◆ Your objective ◆
All of the data needs to be repeated exactly.

Data excerpts:
* START *

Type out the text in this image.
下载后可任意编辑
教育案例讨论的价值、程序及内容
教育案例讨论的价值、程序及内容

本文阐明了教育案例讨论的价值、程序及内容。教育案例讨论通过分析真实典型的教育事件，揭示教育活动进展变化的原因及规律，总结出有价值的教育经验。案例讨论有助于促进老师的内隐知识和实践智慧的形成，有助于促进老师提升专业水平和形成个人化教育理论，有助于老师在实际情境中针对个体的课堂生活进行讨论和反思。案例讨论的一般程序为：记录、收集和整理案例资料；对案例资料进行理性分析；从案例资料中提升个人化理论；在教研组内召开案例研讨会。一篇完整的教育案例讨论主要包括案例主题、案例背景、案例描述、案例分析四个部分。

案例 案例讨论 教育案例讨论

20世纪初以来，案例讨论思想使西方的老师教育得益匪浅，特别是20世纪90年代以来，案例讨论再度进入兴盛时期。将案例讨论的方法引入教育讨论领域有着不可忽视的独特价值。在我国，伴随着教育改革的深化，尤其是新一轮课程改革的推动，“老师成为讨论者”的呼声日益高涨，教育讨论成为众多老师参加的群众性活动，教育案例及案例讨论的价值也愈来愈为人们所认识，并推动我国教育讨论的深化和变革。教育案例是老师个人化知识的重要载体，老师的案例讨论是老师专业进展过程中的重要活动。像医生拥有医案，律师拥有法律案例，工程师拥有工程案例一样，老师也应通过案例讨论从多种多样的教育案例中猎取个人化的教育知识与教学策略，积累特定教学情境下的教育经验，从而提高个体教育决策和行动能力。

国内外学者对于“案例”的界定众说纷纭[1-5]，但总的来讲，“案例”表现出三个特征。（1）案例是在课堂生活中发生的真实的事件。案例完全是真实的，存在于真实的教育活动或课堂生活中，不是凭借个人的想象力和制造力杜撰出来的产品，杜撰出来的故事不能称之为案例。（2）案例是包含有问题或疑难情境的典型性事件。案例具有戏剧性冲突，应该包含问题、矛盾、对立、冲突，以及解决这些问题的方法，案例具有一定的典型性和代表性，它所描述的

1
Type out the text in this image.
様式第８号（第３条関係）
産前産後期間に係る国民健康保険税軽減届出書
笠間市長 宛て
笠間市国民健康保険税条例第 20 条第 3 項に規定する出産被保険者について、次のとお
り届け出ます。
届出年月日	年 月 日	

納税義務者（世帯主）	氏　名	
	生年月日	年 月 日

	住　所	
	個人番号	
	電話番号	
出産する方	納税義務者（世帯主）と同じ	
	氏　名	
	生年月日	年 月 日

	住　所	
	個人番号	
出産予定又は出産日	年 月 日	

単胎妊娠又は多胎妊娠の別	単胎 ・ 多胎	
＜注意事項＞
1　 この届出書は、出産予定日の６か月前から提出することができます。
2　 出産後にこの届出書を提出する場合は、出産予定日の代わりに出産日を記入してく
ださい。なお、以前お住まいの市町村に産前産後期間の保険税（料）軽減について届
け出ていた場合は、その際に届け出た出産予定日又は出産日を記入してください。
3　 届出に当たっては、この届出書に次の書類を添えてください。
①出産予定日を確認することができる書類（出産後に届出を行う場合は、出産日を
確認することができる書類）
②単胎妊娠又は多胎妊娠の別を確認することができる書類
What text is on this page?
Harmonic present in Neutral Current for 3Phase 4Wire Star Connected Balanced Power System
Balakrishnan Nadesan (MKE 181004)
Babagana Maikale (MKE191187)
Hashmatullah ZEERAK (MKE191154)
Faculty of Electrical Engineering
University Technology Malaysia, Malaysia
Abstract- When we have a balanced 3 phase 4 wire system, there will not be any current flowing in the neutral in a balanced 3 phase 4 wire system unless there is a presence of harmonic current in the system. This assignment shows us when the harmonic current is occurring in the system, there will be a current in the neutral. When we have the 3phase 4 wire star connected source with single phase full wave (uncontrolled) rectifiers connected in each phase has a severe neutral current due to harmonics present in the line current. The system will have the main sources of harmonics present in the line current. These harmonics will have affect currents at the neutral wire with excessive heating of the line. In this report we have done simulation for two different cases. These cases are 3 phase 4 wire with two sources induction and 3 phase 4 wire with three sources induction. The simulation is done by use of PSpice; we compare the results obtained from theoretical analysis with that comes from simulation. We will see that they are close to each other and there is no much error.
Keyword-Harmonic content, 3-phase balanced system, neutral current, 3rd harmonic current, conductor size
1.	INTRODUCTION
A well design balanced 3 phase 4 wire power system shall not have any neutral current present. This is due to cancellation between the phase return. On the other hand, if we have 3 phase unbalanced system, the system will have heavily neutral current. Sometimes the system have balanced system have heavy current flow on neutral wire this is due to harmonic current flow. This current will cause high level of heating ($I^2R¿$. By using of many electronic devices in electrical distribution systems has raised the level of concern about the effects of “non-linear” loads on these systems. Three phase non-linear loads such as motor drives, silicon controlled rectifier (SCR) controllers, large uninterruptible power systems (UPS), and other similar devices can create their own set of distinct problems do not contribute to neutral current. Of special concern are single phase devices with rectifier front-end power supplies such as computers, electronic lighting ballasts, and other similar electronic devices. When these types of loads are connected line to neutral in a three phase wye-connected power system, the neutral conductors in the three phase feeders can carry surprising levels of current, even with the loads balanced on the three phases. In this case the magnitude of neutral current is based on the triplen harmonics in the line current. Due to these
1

* END *

◆ Exercise solution ◆
Type out the text in this image.
下载后可任意编辑
教育案例讨论的价值、程序及内容
教育案例讨论的价值、程序及内容

本文阐明了教育案例讨论的价值、程序及内容。教育案例讨论通过分析真实典型的教育事件，揭示教育活动进展变化的原因及规律，总结出有价值的教育经验。案例讨论有助于促进老师的内隐知识和实践智慧的形成，有助于促进老师提升专业水平和形成个人化教育理论，有助于老师在实际情境中针对个体的课堂生活进行讨论和反思。案例讨论的一般程序为：记录、收集和整理案例资料；对案例资料进行理性分析；从案例资料中提升个人化理论；在教研组内召开案例研讨会。一篇完整的教育案例讨论主要包括案例主题、案例背景、案例描述、案例分析四个部分。

案例 案例讨论 教育案例讨论

20世纪初以来，案例讨论思想使西方的老师教育得益匪浅，特别是20世纪90年代以来，案例讨论再度进入兴盛时期。将案例讨论的方法引入教育讨论领域有着不可忽视的独特价值。在我国，伴随着教育改革的深化，尤其是新一轮课程改革的推动，“老师成为讨论者”的呼声日益高涨，教育讨论成为众多老师参加的群众性活动，教育案例及案例讨论的价值也愈来愈为人们所认识，并推动我国教育讨论的深化和变革。教育案例是老师个人化知识的重要载体，老师的案例讨论是老师专业进展过程中的重要活动。像医生拥有医案，律师拥有法律案例，工程师拥有工程案例一样，老师也应通过案例讨论从多种多样的教育案例中猎取个人化的教育知识与教学策略，积累特定教学情境下的教育经验，从而提高个体教育决策和行动能力。

国内外学者对于“案例”的界定众说纷纭[1-5]，但总的来讲，“案例”表现出三个特征。（1）案例是在课堂生活中发生的真实的事件。案例完全是真实的，存在于真实的教育活动或课堂生活中，不是凭借个人的想象力和制造力杜撰出来的产品，杜撰出来的故事不能称之为案例。（2）案例是包含有问题或疑难情境的典型性事件。案例具有戏剧性冲突，应该包含问题、矛盾、对立、冲突，以及解决这些问题的方法，案例具有一定的典型性和代表性，它所描述的

1
Type out the text in this image.
様式第８号（第３条関係）
産前産後期間に係る国民健康保険税軽減届出書
笠間市長 宛て
笠間市国民健康保険税条例第 20 条第 3 項に規定する出産被保険者について、次のとお
り届け出ます。
届出年月日	年 月 日	

納税義務者（世帯主）	氏　名	
	生年月日	年 月 日

	住　所	
	個人番号	
	電話番号	
出産する方	納税義務者（世帯主）と同じ	
	氏　名	
	生年月日	年 月 日

	住　所	
	個人番号	
出産予定又は出産日	年 月 日	

単胎妊娠又は多胎妊娠の別	単胎 ・ 多胎	
＜注意事項＞
1　 この届出書は、出産予定日の６か月前から提出することができます。
2　 出産後にこの届出書を提出する場合は、出産予定日の代わりに出産日を記入してく
ださい。なお、以前お住まいの市町村に産前産後期間の保険税（料）軽減について届
け出ていた場合は、その際に届け出た出産予定日又は出産日を記入してください。
3　 届出に当たっては、この届出書に次の書類を添えてください。
①出産予定日を確認することができる書類（出産後に届出を行う場合は、出産日を
確認することができる書類）
②単胎妊娠又は多胎妊娠の別を確認することができる書類
What text is on this page?
Harmonic present in Neutral Current for 3Phase 4Wire Star Connected Balanced Power System
Balakrishnan Nadesan (MKE 181004)
Babagana Maikale (MKE191187)
Hashmatullah ZEERAK (MKE191154)
Faculty of Electrical Engineering
University Technology Malaysia, Malaysia
Abstract- When we have a balanced 3 phase 4 wire system, there will not be any current flowing in the neutral in a balanced 3 phase 4 wire system unless there is a presence of harmonic current in the system. This assignment shows us when the harmonic current is occurring in the system, there will be a current in the neutral. When we have the 3phase 4 wire star connected source with single phase full wave (uncontrolled) rectifiers connected in each phase has a severe neutral current due to harmonics present in the line current. The system will have the main sources of harmonics present in the line current. These harmonics will have affect currents at the neutral wire with excessive heating of the line. In this report we have done simulation for two different cases. These cases are 3 phase 4 wire with two sources induction and 3 phase 4 wire with three sources induction. The simulation is done by use of PSpice; we compare the results obtained from theoretical analysis with that comes from simulation. We will see that they are close to each other and there is no much error.
Keyword-Harmonic content, 3-phase balanced system, neutral current, 3rd harmonic current, conductor size
1.	INTRODUCTION
A well design balanced 3 phase 4 wire power system shall not have any neutral current present. This is due to cancellation between the phase return. On the other hand, if we have 3 phase unbalanced system, the system will have heavily neutral current. Sometimes the system have balanced system have heavy current flow on neutral wire this is due to harmonic current flow. This current will cause high level of heating ($I^2R¿$. By using of many electronic devices in electrical distribution systems has raised the level of concern about the effects of “non-linear” loads on these systems. Three phase non-linear loads such as motor drives, silicon controlled rectifier (SCR) controllers, large uninterruptible power systems (UPS), and other similar devices can create their own set of distinct problems do not contribute to neutral current. Of special concern are single phase devices with rectifier front-end power supplies such as computers, electronic lighting ballasts, and other similar electronic devices. When these types of loads are connected line to neutral in a three phase wye-connected power system, the neutral conductors in the three phase feeders can carry surprising levels of current, even with the loads balanced on the three phases. In this case the magnitude of neutral current is based on the triplen harmonics in the line current. Due to these
1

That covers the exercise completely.